Data shown:
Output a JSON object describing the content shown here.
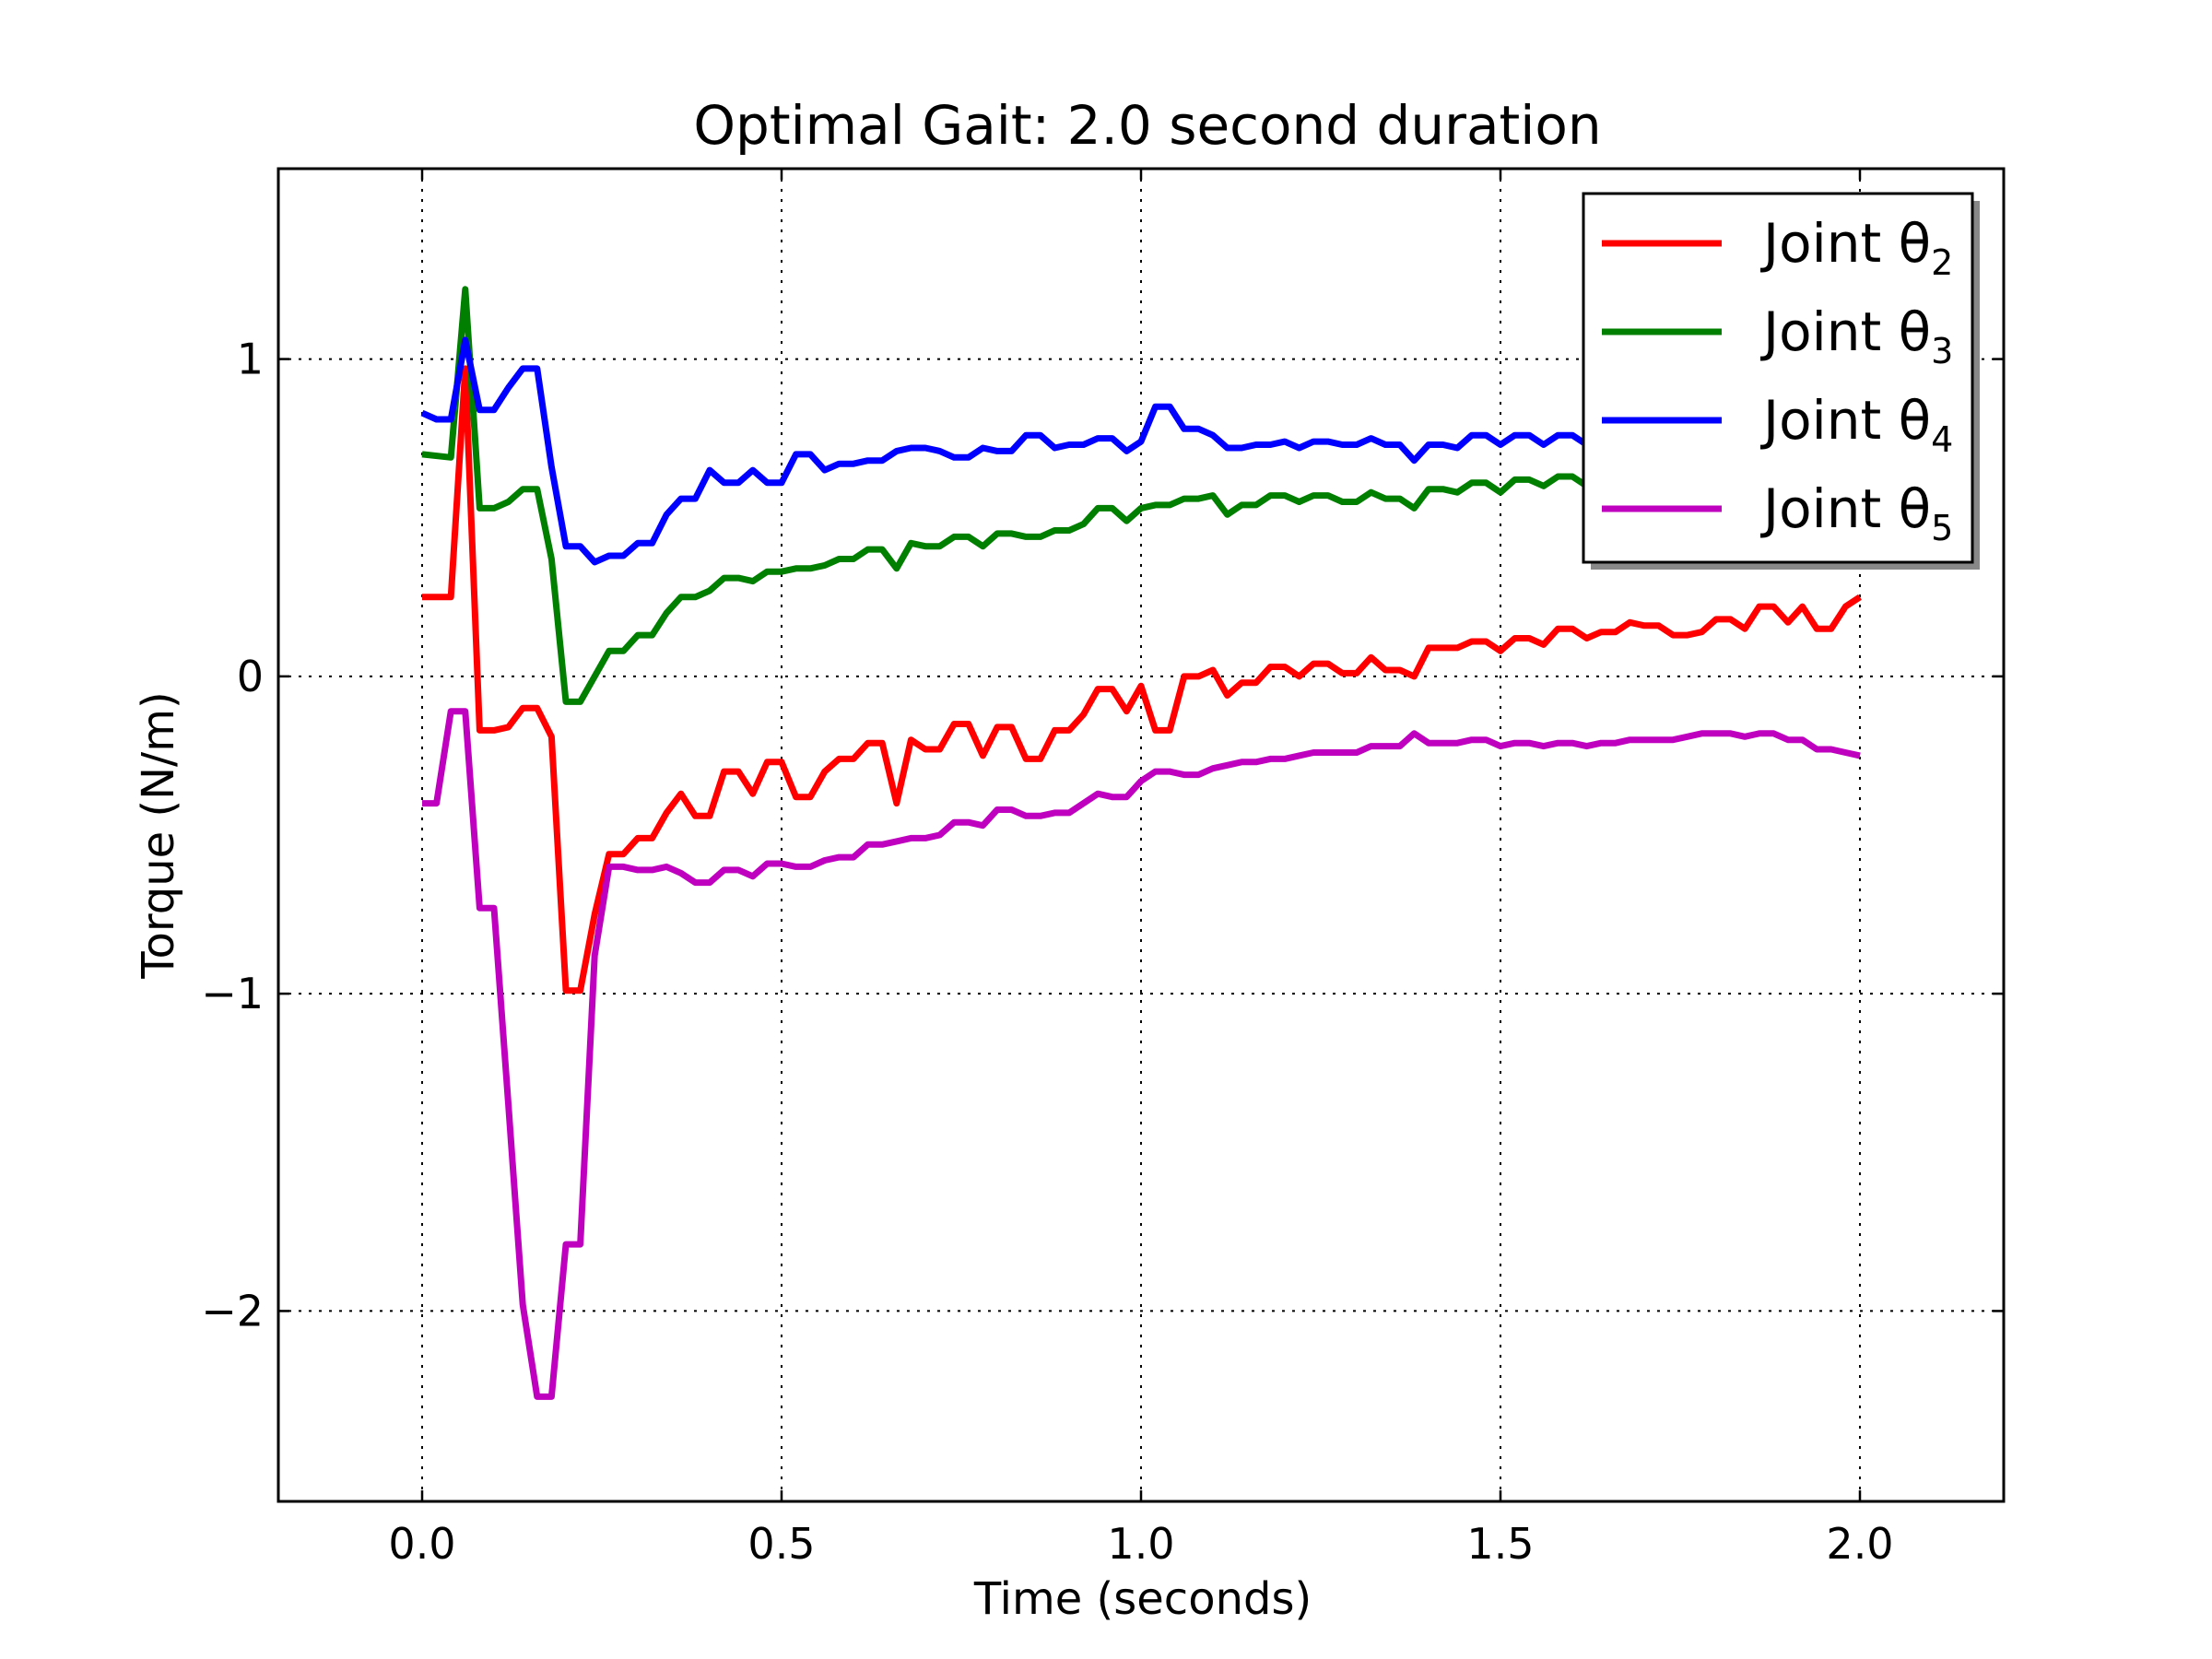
{
  "chart_data": {
    "type": "line",
    "title": "Optimal Gait: 2.0 second duration",
    "xlabel": "Time (seconds)",
    "ylabel": "Torque (N/m)",
    "xlim": [
      -0.2,
      2.2
    ],
    "ylim": [
      -2.6,
      1.6
    ],
    "xticks": [
      {
        "value": 0.0,
        "label": "0.0"
      },
      {
        "value": 0.5,
        "label": "0.5"
      },
      {
        "value": 1.0,
        "label": "1.0"
      },
      {
        "value": 1.5,
        "label": "1.5"
      },
      {
        "value": 2.0,
        "label": "2.0"
      }
    ],
    "yticks": [
      {
        "value": 1,
        "label": "1"
      },
      {
        "value": 0,
        "label": "0"
      },
      {
        "value": -1,
        "label": "−1"
      },
      {
        "value": -2,
        "label": "−2"
      }
    ],
    "grid": true,
    "legend_position": "top-right",
    "series": [
      {
        "name": "Joint θ₂",
        "legend_base": "Joint θ",
        "legend_sub": "2",
        "color": "#ff0000",
        "x": [
          0.0,
          0.04,
          0.06,
          0.08,
          0.1,
          0.12,
          0.14,
          0.16,
          0.18,
          0.2,
          0.22,
          0.24,
          0.26,
          0.28,
          0.3,
          0.32,
          0.34,
          0.36,
          0.38,
          0.4,
          0.42,
          0.44,
          0.46,
          0.48,
          0.5,
          0.52,
          0.54,
          0.56,
          0.58,
          0.6,
          0.62,
          0.64,
          0.66,
          0.68,
          0.7,
          0.72,
          0.74,
          0.76,
          0.78,
          0.8,
          0.82,
          0.84,
          0.86,
          0.88,
          0.9,
          0.92,
          0.94,
          0.96,
          0.98,
          1.0,
          1.02,
          1.04,
          1.06,
          1.08,
          1.1,
          1.12,
          1.14,
          1.16,
          1.18,
          1.2,
          1.22,
          1.24,
          1.26,
          1.28,
          1.3,
          1.32,
          1.34,
          1.36,
          1.38,
          1.4,
          1.42,
          1.44,
          1.46,
          1.48,
          1.5,
          1.52,
          1.54,
          1.56,
          1.58,
          1.6,
          1.62,
          1.64,
          1.66,
          1.68,
          1.7,
          1.72,
          1.74,
          1.76,
          1.78,
          1.8,
          1.82,
          1.84,
          1.86,
          1.88,
          1.9,
          1.92,
          1.94,
          1.96,
          1.98,
          2.0
        ],
        "y": [
          0.25,
          0.25,
          0.97,
          -0.17,
          -0.17,
          -0.16,
          -0.1,
          -0.1,
          -0.19,
          -0.99,
          -0.99,
          -0.75,
          -0.56,
          -0.56,
          -0.51,
          -0.51,
          -0.43,
          -0.37,
          -0.44,
          -0.44,
          -0.3,
          -0.3,
          -0.37,
          -0.27,
          -0.27,
          -0.38,
          -0.38,
          -0.3,
          -0.26,
          -0.26,
          -0.21,
          -0.21,
          -0.4,
          -0.2,
          -0.23,
          -0.23,
          -0.15,
          -0.15,
          -0.25,
          -0.16,
          -0.16,
          -0.26,
          -0.26,
          -0.17,
          -0.17,
          -0.12,
          -0.04,
          -0.04,
          -0.11,
          -0.03,
          -0.17,
          -0.17,
          0.0,
          0.0,
          0.02,
          -0.06,
          -0.02,
          -0.02,
          0.03,
          0.03,
          0.0,
          0.04,
          0.04,
          0.01,
          0.01,
          0.06,
          0.02,
          0.02,
          0.0,
          0.09,
          0.09,
          0.09,
          0.11,
          0.11,
          0.08,
          0.12,
          0.12,
          0.1,
          0.15,
          0.15,
          0.12,
          0.14,
          0.14,
          0.17,
          0.16,
          0.16,
          0.13,
          0.13,
          0.14,
          0.18,
          0.18,
          0.15,
          0.22,
          0.22,
          0.17,
          0.22,
          0.15,
          0.15,
          0.22,
          0.25
        ]
      },
      {
        "name": "Joint θ₃",
        "legend_base": "Joint θ",
        "legend_sub": "3",
        "color": "#007f00",
        "x": [
          0.0,
          0.04,
          0.06,
          0.08,
          0.1,
          0.12,
          0.14,
          0.16,
          0.18,
          0.2,
          0.22,
          0.24,
          0.26,
          0.28,
          0.3,
          0.32,
          0.34,
          0.36,
          0.38,
          0.4,
          0.42,
          0.44,
          0.46,
          0.48,
          0.5,
          0.52,
          0.54,
          0.56,
          0.58,
          0.6,
          0.62,
          0.64,
          0.66,
          0.68,
          0.7,
          0.72,
          0.74,
          0.76,
          0.78,
          0.8,
          0.82,
          0.84,
          0.86,
          0.88,
          0.9,
          0.92,
          0.94,
          0.96,
          0.98,
          1.0,
          1.02,
          1.04,
          1.06,
          1.08,
          1.1,
          1.12,
          1.14,
          1.16,
          1.18,
          1.2,
          1.22,
          1.24,
          1.26,
          1.28,
          1.3,
          1.32,
          1.34,
          1.36,
          1.38,
          1.4,
          1.42,
          1.44,
          1.46,
          1.48,
          1.5,
          1.52,
          1.54,
          1.56,
          1.58,
          1.6,
          1.62
        ],
        "y": [
          0.7,
          0.69,
          1.22,
          0.53,
          0.53,
          0.55,
          0.59,
          0.59,
          0.37,
          -0.08,
          -0.08,
          0.0,
          0.08,
          0.08,
          0.13,
          0.13,
          0.2,
          0.25,
          0.25,
          0.27,
          0.31,
          0.31,
          0.3,
          0.33,
          0.33,
          0.34,
          0.34,
          0.35,
          0.37,
          0.37,
          0.4,
          0.4,
          0.34,
          0.42,
          0.41,
          0.41,
          0.44,
          0.44,
          0.41,
          0.45,
          0.45,
          0.44,
          0.44,
          0.46,
          0.46,
          0.48,
          0.53,
          0.53,
          0.49,
          0.53,
          0.54,
          0.54,
          0.56,
          0.56,
          0.57,
          0.51,
          0.54,
          0.54,
          0.57,
          0.57,
          0.55,
          0.57,
          0.57,
          0.55,
          0.55,
          0.58,
          0.56,
          0.56,
          0.53,
          0.59,
          0.59,
          0.58,
          0.61,
          0.61,
          0.58,
          0.62,
          0.62,
          0.6,
          0.63,
          0.63,
          0.6
        ]
      },
      {
        "name": "Joint θ₄",
        "legend_base": "Joint θ",
        "legend_sub": "4",
        "color": "#0000ff",
        "x": [
          0.0,
          0.02,
          0.04,
          0.06,
          0.08,
          0.1,
          0.12,
          0.14,
          0.16,
          0.18,
          0.2,
          0.22,
          0.24,
          0.26,
          0.28,
          0.3,
          0.32,
          0.34,
          0.36,
          0.38,
          0.4,
          0.42,
          0.44,
          0.46,
          0.48,
          0.5,
          0.52,
          0.54,
          0.56,
          0.58,
          0.6,
          0.62,
          0.64,
          0.66,
          0.68,
          0.7,
          0.72,
          0.74,
          0.76,
          0.78,
          0.8,
          0.82,
          0.84,
          0.86,
          0.88,
          0.9,
          0.92,
          0.94,
          0.96,
          0.98,
          1.0,
          1.02,
          1.04,
          1.06,
          1.08,
          1.1,
          1.12,
          1.14,
          1.16,
          1.18,
          1.2,
          1.22,
          1.24,
          1.26,
          1.28,
          1.3,
          1.32,
          1.34,
          1.36,
          1.38,
          1.4,
          1.42,
          1.44,
          1.46,
          1.48,
          1.5,
          1.52,
          1.54,
          1.56,
          1.58,
          1.6,
          1.62
        ],
        "y": [
          0.83,
          0.81,
          0.81,
          1.06,
          0.84,
          0.84,
          0.91,
          0.97,
          0.97,
          0.66,
          0.41,
          0.41,
          0.36,
          0.38,
          0.38,
          0.42,
          0.42,
          0.51,
          0.56,
          0.56,
          0.65,
          0.61,
          0.61,
          0.65,
          0.61,
          0.61,
          0.7,
          0.7,
          0.65,
          0.67,
          0.67,
          0.68,
          0.68,
          0.71,
          0.72,
          0.72,
          0.71,
          0.69,
          0.69,
          0.72,
          0.71,
          0.71,
          0.76,
          0.76,
          0.72,
          0.73,
          0.73,
          0.75,
          0.75,
          0.71,
          0.74,
          0.85,
          0.85,
          0.78,
          0.78,
          0.76,
          0.72,
          0.72,
          0.73,
          0.73,
          0.74,
          0.72,
          0.74,
          0.74,
          0.73,
          0.73,
          0.75,
          0.73,
          0.73,
          0.68,
          0.73,
          0.73,
          0.72,
          0.76,
          0.76,
          0.73,
          0.76,
          0.76,
          0.73,
          0.76,
          0.76,
          0.73
        ]
      },
      {
        "name": "Joint θ₅",
        "legend_base": "Joint θ",
        "legend_sub": "5",
        "color": "#bf00bf",
        "x": [
          0.0,
          0.02,
          0.04,
          0.06,
          0.08,
          0.1,
          0.12,
          0.14,
          0.16,
          0.18,
          0.2,
          0.22,
          0.24,
          0.26,
          0.28,
          0.3,
          0.32,
          0.34,
          0.36,
          0.38,
          0.4,
          0.42,
          0.44,
          0.46,
          0.48,
          0.5,
          0.52,
          0.54,
          0.56,
          0.58,
          0.6,
          0.62,
          0.64,
          0.66,
          0.68,
          0.7,
          0.72,
          0.74,
          0.76,
          0.78,
          0.8,
          0.82,
          0.84,
          0.86,
          0.88,
          0.9,
          0.92,
          0.94,
          0.96,
          0.98,
          1.0,
          1.02,
          1.04,
          1.06,
          1.08,
          1.1,
          1.12,
          1.14,
          1.16,
          1.18,
          1.2,
          1.22,
          1.24,
          1.26,
          1.28,
          1.3,
          1.32,
          1.34,
          1.36,
          1.38,
          1.4,
          1.42,
          1.44,
          1.46,
          1.48,
          1.5,
          1.52,
          1.54,
          1.56,
          1.58,
          1.6,
          1.62,
          1.64,
          1.66,
          1.68,
          1.7,
          1.72,
          1.74,
          1.76,
          1.78,
          1.8,
          1.82,
          1.84,
          1.86,
          1.88,
          1.9,
          1.92,
          1.94,
          1.96,
          1.98,
          2.0
        ],
        "y": [
          -0.4,
          -0.4,
          -0.11,
          -0.11,
          -0.73,
          -0.73,
          -1.35,
          -1.98,
          -2.27,
          -2.27,
          -1.79,
          -1.79,
          -0.88,
          -0.6,
          -0.6,
          -0.61,
          -0.61,
          -0.6,
          -0.62,
          -0.65,
          -0.65,
          -0.61,
          -0.61,
          -0.63,
          -0.59,
          -0.59,
          -0.6,
          -0.6,
          -0.58,
          -0.57,
          -0.57,
          -0.53,
          -0.53,
          -0.52,
          -0.51,
          -0.51,
          -0.5,
          -0.46,
          -0.46,
          -0.47,
          -0.42,
          -0.42,
          -0.44,
          -0.44,
          -0.43,
          -0.43,
          -0.4,
          -0.37,
          -0.38,
          -0.38,
          -0.33,
          -0.3,
          -0.3,
          -0.31,
          -0.31,
          -0.29,
          -0.28,
          -0.27,
          -0.27,
          -0.26,
          -0.26,
          -0.25,
          -0.24,
          -0.24,
          -0.24,
          -0.24,
          -0.22,
          -0.22,
          -0.22,
          -0.18,
          -0.21,
          -0.21,
          -0.21,
          -0.2,
          -0.2,
          -0.22,
          -0.21,
          -0.21,
          -0.22,
          -0.21,
          -0.21,
          -0.22,
          -0.21,
          -0.21,
          -0.2,
          -0.2,
          -0.2,
          -0.2,
          -0.19,
          -0.18,
          -0.18,
          -0.18,
          -0.19,
          -0.18,
          -0.18,
          -0.2,
          -0.2,
          -0.23,
          -0.23,
          -0.24,
          -0.25
        ]
      }
    ]
  }
}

Given task: Show every line of the listing in which the string "value" can be found.

Output for this exercise:
        "value": 0.0,
        "value": 0.5,
        "value": 1.0,
        "value": 1.5,
        "value": 2.0,
        "value": 1,
        "value": 0,
        "value": -1,
        "value": -2,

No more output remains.